• [Work required]:
Scan the listing below and copy every line holding "collocations".

--------

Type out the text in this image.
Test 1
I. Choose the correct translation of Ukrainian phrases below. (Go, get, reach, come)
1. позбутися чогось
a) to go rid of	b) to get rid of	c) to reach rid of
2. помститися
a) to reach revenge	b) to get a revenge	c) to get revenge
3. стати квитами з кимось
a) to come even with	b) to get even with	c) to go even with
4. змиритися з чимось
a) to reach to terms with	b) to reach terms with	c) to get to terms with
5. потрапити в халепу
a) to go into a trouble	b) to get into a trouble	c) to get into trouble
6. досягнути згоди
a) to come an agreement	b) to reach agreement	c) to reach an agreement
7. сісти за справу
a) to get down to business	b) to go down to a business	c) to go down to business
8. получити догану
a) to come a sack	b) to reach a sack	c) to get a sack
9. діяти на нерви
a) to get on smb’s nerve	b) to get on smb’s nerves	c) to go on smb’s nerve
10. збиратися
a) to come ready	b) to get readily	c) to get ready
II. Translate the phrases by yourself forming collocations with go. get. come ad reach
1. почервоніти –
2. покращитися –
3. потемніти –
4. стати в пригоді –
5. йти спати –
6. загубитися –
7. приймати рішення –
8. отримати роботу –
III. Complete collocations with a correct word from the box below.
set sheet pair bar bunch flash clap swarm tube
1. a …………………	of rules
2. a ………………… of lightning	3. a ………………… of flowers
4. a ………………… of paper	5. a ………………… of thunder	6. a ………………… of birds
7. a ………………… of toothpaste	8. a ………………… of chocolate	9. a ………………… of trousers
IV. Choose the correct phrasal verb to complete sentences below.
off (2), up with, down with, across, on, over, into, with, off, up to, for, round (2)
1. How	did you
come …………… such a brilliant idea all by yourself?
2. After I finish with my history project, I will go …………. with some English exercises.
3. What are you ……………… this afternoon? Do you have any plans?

--------

• [Result of this exercise]:
II. Translate the phrases by yourself forming collocations with go. get. come ad reach
III. Complete collocations with a correct word from the box below.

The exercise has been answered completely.